===== ROWS =====

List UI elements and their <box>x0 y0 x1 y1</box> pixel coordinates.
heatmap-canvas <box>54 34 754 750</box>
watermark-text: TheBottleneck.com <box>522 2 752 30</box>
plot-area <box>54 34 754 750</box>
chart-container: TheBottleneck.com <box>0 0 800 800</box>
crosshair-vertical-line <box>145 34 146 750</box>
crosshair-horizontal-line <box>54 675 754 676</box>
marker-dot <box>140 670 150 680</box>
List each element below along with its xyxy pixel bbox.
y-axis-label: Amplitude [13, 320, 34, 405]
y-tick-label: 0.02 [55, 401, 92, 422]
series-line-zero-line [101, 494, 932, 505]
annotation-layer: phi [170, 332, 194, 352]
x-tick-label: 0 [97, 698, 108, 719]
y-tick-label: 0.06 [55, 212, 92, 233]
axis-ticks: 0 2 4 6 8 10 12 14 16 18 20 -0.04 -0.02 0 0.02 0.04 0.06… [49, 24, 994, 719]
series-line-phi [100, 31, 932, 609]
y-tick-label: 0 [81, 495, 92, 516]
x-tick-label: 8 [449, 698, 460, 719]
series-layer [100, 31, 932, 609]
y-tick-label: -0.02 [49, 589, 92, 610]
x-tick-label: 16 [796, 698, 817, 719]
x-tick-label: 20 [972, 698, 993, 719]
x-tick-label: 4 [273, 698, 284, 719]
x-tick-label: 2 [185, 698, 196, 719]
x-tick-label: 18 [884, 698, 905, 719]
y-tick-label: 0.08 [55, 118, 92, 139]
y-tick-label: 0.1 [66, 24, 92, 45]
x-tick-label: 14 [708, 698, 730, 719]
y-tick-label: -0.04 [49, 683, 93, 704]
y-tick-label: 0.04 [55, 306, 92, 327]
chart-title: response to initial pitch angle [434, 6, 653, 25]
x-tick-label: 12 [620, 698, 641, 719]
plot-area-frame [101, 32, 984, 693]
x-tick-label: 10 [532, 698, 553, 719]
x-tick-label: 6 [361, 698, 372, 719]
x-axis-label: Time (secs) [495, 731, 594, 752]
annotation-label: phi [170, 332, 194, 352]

=====

Tally the lines of the records above that contain the string "List", and give only the number.

2